EXTRAIT DU TEXTE -
Presse écrite : une industrie en panne
A l’heure de l’internet, de l’avènement des grands groupes de journaux gratuits, la presse papier se voit contrainte de repenser son modèle, ainsi que le métier de journaliste, qui, malgré la précarité et l’instabilité qui règne autour de cette profession séduit toujours autant les jeunes...
Déficitaires pour la plupart, les titres quotidiens papier subissent plusieurs exceptions françaises qui ont amené progressivement au déclin ce milieu depuis la Libération.
Seuls La Croix (groupe Bayard), L’Equipe (Groupe Amaury) et Les Echos (FT Group) sont des titres rentables, des cas isolés au vu de la difficulté qu’éprouvent la plupart des quotidiens nationaux à couvrir leurs frais d’exploitation.
Ainsi, alors que le prix de revient d’un quotidien national oscille entre 1,10 et 1,60 €, il est commercialisé en kiosque entre 0,75 et 1,20 €. La dépendance à l’égard de la publicité devient alors très forte, souligne la professeur d’économie des médias Nadine Toussaint Desmoulins.
Une presse écrite dépendante de la publicité
Pourtant, la publicité dans les quotidiens nationaux ne représente que 17,4 % du marché de la pub dans les médias ; alors que ce chiffre culmine à 32 % outre-Rhin ! Et nos voisins allemands ne font pas figure d’exception puisqu’en Grande-Bretagne et en Espagne, avec 22 et 24 %, la presse quotidienne occupe une place nettement plus enviable qu’en France dans ce domaine, qui, en dépit de l’expansion du marché de la publicité sur le net, reste toutefois autant prisée par les annonceurs.
Actuellement, la part de la publicité dans les revenus de la presse payante se situerait à 48 %, une forte dépendance souvent dénoncée au même titre que la concentration des médias, détenus par des grands groupes de presse tels Lagardère et Dassault, qui en parallèle de leurs activités journalistiques sont présents dans d’autres secteurs, un danger pour le pluralisme estiment certains.
Mais produire de l’information coûte cher et actuellement il n’y a pas de survie possible en dehors des grands groupes, explique l’économiste Nathalie Sonnac qui juge la concentration d’autant plus inévitable que la plupart des titres de presse font face à une érosion régulière du nombre de leurs lecteurs.

CONSIGNE -
Recopiez le passage de l'article sur la presse écrite allant de « Presse écrite : une » jusqu'à « leurs frais d’exploitation. » inclus. Les données qui suivent proviennent d'une autre source.

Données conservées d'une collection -
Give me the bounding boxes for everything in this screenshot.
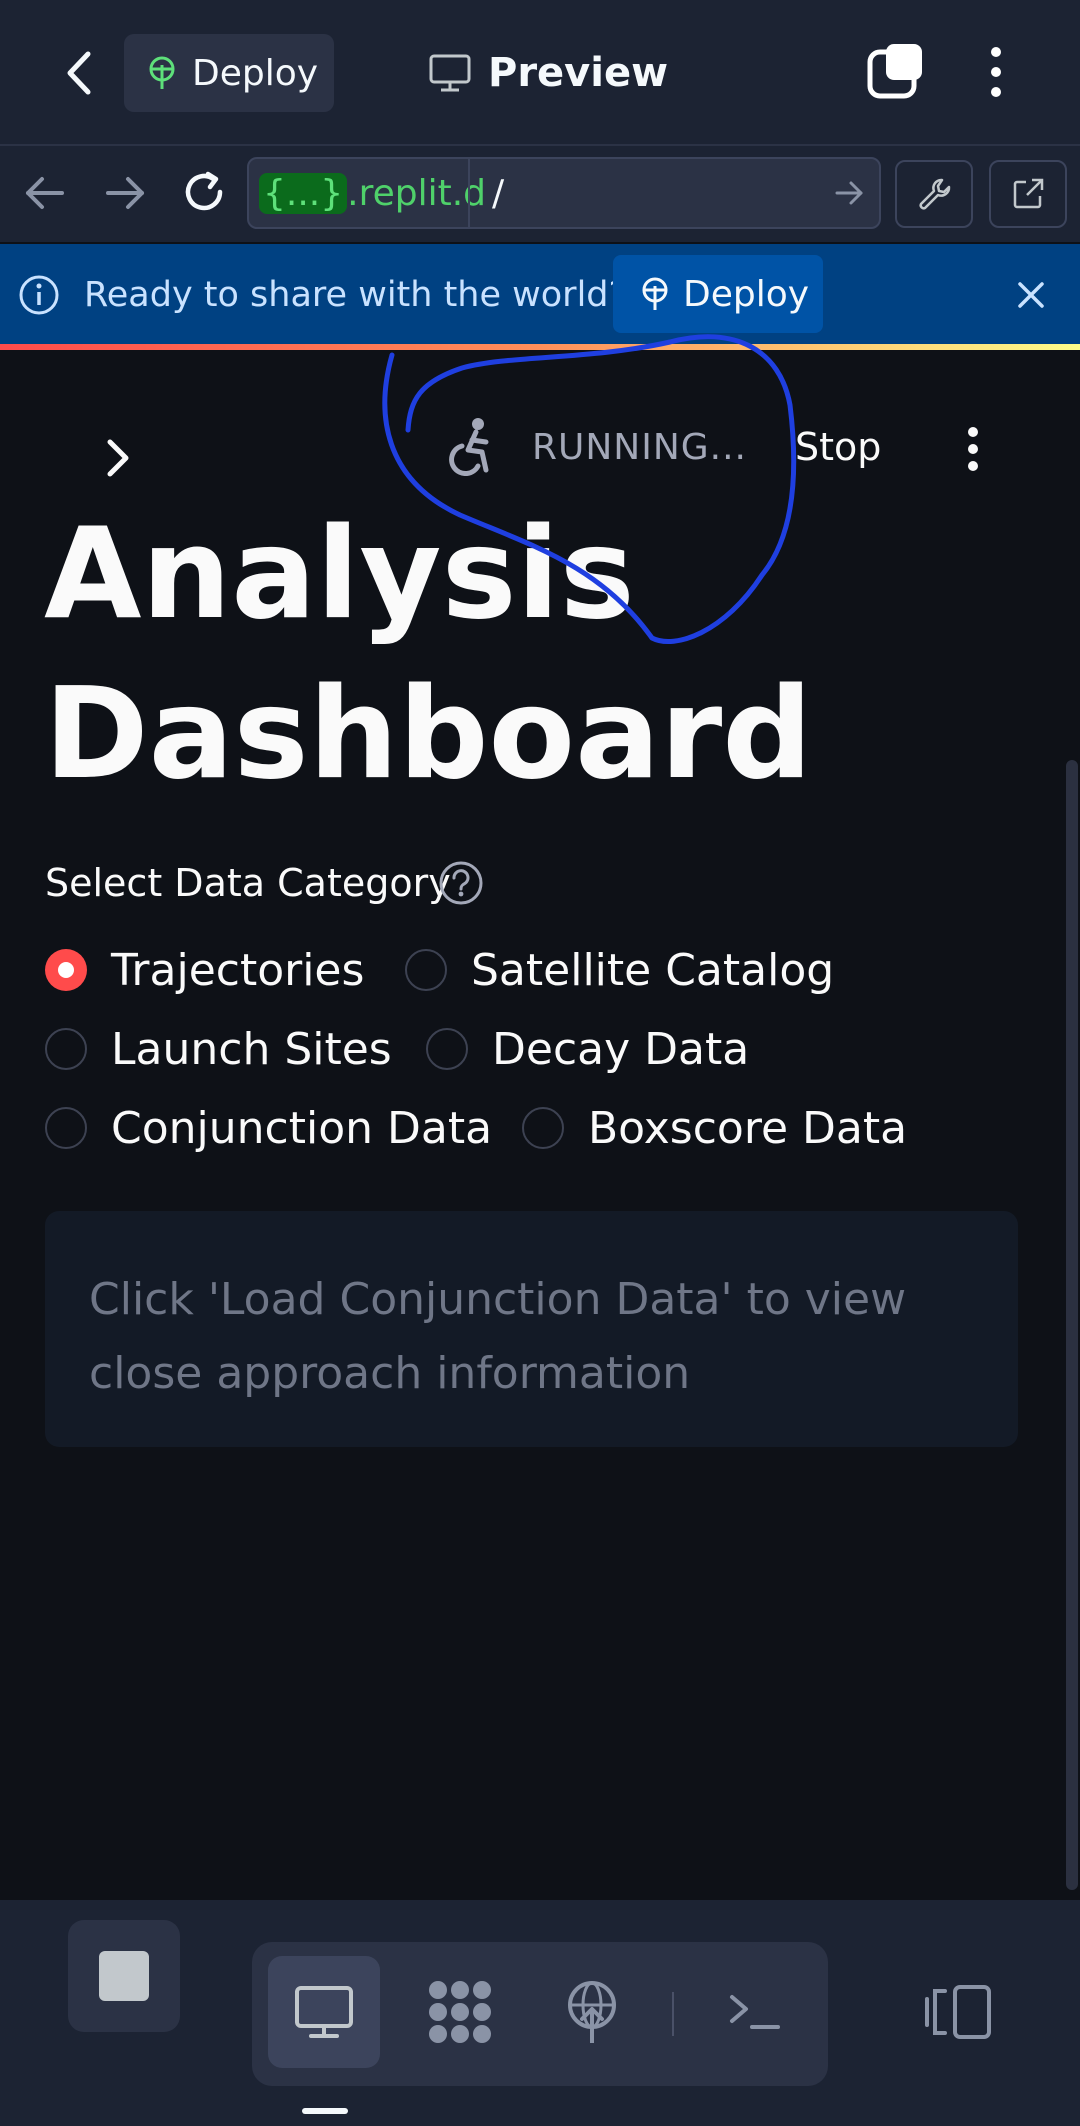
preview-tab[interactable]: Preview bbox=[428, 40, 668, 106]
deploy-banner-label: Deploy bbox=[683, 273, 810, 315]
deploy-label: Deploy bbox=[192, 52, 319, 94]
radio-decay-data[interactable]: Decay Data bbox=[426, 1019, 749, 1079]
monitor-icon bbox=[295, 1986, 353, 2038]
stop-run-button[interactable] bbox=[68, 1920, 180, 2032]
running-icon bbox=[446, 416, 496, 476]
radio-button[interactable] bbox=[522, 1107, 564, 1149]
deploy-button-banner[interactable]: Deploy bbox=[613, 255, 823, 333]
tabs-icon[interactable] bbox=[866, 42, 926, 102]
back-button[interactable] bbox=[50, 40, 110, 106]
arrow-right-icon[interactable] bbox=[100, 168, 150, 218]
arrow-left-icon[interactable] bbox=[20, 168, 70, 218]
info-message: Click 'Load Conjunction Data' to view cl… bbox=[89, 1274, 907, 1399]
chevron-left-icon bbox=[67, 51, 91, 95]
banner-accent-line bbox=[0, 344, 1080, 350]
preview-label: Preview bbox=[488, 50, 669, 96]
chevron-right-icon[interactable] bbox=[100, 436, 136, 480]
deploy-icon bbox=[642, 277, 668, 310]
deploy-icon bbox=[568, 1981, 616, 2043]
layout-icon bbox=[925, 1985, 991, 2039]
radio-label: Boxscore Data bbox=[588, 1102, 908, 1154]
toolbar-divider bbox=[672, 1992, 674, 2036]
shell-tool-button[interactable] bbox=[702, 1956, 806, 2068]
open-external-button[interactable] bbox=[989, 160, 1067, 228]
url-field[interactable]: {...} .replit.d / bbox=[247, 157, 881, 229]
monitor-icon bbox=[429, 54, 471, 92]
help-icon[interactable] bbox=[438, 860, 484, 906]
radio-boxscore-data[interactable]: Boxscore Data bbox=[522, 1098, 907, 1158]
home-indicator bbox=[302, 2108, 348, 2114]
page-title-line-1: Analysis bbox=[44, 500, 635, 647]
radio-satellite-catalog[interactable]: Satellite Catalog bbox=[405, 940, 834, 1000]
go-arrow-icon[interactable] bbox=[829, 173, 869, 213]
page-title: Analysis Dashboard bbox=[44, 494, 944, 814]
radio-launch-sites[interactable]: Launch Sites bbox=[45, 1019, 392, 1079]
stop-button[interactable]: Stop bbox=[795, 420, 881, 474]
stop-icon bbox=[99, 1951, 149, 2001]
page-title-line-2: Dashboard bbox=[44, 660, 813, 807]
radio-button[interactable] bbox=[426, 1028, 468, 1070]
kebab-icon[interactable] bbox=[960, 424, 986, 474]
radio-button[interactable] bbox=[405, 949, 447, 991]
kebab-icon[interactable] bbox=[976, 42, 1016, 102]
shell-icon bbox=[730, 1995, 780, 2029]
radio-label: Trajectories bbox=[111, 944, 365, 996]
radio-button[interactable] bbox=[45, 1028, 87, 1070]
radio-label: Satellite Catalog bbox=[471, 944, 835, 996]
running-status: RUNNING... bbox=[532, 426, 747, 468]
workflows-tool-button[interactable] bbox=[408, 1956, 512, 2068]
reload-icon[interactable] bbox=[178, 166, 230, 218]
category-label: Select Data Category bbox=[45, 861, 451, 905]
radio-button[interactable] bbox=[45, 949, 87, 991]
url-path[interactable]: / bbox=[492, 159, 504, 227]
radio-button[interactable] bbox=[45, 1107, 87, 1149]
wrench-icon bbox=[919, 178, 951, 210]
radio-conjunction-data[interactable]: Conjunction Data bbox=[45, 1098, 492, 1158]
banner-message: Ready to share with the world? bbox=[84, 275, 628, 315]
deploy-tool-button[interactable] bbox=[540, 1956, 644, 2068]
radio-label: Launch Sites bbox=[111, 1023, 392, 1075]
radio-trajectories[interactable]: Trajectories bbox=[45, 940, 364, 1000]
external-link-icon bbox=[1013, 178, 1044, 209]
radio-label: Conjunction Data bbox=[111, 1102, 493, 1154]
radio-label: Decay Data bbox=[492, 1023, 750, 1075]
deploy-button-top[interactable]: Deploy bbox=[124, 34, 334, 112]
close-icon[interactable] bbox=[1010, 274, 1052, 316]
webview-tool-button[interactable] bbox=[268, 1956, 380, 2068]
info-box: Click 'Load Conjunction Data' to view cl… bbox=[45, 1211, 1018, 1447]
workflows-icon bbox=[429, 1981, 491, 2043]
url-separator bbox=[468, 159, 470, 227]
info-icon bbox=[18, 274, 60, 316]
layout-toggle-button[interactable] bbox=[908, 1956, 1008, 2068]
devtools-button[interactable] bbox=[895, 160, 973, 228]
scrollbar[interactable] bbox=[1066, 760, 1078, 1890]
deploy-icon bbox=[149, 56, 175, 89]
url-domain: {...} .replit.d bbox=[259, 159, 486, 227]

RÉPONSE -
Presse écrite : une industrie en panne
A l’heure de l’internet, de l’avènement des grands groupes de journaux gratuits, la presse papier se voit contrainte de repenser son modèle, ainsi que le métier de journaliste, qui, malgré la précarité et l’instabilité qui règne autour de cette profession séduit toujours autant les jeunes...
Déficitaires pour la plupart, les titres quotidiens papier subissent plusieurs exceptions françaises qui ont amené progressivement au déclin ce milieu depuis la Libération.
Seuls La Croix (groupe Bayard), L’Equipe (Groupe Amaury) et Les Echos (FT Group) sont des titres rentables, des cas isolés au vu de la difficulté qu’éprouvent la plupart des quotidiens nationaux à couvrir leurs frais d’exploitation.